__Text to read__
The Chinese Ministry of Agriculture clamped the annual fishing ban in the northern part of the East Sea, internationally known as the South China Sea, on Thursday, saying it is aimed at protecting marine resources and promoting environmental awareness among fishermen.

 

Around 20,000 fishing boats from the Chinese provinces of Guangdong and Hainan and the Guangxi Zhuang autonomous region would be affected, China Daily reported.

 

The ban also applies to foreign boats fishing in the area.

 

The ban, introduced in 1999, will last until August 1.

 

On Wednesday Luong Thanh Nghi, Vietnam's foreign ministry spokesman, told the media that the banned area encompasses Vietnamese waters and violates Vietnam's sovereignty over Hoang Sa (Paracel) archipelago, its sovereign rights, and jurisdiction over its exclusive economic zone and continental shelf under the 1982 United Nations Convention on the Law of the Sea.

__Material supplied__

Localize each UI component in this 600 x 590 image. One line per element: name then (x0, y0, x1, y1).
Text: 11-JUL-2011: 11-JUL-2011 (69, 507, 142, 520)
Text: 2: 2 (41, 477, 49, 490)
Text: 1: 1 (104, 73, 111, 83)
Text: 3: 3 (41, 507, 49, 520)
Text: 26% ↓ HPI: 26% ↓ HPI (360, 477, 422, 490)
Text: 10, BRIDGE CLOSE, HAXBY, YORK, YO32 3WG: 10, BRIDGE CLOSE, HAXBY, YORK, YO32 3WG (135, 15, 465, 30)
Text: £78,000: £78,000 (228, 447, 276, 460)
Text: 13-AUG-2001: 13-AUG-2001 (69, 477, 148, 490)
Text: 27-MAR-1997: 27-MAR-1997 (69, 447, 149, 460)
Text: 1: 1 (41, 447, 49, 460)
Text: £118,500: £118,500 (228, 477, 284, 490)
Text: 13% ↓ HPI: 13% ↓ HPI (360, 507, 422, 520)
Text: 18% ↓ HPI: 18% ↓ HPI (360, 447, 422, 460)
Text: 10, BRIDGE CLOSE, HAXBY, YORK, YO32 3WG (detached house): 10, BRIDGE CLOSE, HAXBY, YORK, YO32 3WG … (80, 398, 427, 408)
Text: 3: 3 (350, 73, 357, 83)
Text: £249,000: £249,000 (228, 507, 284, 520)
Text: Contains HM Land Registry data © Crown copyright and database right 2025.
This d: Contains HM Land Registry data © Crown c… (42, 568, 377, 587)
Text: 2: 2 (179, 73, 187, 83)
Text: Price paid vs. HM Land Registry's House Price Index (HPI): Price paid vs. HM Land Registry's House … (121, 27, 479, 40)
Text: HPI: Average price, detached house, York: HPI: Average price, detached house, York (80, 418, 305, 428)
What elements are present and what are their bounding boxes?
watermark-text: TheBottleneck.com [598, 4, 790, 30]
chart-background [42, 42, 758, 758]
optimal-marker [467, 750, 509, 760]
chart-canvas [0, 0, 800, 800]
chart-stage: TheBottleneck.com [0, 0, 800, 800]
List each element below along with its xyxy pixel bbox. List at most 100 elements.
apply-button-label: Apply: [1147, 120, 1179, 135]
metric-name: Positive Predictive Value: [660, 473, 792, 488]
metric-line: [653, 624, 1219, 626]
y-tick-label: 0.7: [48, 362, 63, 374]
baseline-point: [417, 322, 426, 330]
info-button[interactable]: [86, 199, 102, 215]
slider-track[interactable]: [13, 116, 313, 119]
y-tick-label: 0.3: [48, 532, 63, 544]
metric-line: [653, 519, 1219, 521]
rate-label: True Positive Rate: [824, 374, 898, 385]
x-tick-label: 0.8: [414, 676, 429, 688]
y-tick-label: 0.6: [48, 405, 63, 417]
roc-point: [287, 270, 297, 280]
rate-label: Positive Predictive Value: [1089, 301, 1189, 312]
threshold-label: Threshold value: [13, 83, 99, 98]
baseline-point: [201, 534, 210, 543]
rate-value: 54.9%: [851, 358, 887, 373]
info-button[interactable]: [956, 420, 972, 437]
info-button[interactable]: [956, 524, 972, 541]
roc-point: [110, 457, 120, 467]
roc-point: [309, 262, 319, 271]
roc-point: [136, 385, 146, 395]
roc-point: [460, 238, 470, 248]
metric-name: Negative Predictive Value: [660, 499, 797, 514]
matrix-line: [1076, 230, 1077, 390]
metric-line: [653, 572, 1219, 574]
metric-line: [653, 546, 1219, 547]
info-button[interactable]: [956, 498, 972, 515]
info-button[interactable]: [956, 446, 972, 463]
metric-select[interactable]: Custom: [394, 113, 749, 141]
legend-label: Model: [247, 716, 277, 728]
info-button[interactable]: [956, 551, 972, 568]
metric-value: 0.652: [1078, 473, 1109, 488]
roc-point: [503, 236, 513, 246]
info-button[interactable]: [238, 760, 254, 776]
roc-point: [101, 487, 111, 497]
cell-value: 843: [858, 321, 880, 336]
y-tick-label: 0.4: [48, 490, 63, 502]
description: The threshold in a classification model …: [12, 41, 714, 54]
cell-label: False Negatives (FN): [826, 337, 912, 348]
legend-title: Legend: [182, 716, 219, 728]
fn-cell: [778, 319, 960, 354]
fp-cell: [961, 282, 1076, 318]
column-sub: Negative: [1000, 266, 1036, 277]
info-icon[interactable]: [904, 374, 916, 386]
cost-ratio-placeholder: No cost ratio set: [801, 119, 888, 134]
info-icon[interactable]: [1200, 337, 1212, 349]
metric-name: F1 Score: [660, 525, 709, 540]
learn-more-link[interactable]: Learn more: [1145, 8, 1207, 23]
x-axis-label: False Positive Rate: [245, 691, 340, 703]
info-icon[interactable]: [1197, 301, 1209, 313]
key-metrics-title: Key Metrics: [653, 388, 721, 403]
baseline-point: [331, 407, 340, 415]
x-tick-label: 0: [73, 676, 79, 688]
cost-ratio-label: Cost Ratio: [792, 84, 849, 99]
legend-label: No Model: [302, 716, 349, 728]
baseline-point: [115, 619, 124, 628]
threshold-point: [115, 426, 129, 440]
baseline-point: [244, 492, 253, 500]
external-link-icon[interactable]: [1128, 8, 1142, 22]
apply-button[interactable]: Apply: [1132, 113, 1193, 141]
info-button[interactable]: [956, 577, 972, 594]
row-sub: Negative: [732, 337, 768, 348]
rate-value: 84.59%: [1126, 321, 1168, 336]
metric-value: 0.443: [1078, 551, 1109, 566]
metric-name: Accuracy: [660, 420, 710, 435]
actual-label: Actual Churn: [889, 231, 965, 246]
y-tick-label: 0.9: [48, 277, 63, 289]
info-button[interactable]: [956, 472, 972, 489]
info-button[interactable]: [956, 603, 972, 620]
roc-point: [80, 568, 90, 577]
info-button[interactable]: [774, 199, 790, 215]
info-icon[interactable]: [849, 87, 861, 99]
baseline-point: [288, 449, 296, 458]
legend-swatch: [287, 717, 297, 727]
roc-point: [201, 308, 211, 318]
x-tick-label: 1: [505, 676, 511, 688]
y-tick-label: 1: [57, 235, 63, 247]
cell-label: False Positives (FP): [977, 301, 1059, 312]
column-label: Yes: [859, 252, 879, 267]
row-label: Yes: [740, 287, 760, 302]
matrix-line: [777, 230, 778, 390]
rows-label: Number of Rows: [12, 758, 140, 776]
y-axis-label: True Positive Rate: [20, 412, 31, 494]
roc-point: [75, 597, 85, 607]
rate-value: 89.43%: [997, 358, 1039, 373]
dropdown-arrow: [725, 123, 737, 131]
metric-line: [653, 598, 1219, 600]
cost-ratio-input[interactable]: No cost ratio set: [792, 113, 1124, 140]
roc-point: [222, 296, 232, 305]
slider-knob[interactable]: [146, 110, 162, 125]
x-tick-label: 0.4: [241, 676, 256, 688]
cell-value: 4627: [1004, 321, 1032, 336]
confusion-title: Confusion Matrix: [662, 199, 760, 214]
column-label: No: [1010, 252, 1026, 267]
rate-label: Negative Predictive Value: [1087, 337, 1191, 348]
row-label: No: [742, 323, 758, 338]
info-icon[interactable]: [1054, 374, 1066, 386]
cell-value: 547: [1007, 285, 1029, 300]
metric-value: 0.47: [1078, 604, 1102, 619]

__Task description__
Quote the stretch of the fishing ban text from "On Wednesday Luong" through "of the Sea." word for word.

__Solution for this task__
On Wednesday Luong Thanh Nghi, Vietnam's foreign ministry spokesman, told the media that the banned area encompasses Vietnamese waters and violates Vietnam's sovereignty over Hoang Sa (Paracel) archipelago, its sovereign rights, and jurisdiction over its exclusive economic zone and continental shelf under the 1982 United Nations Convention on the Law of the Sea.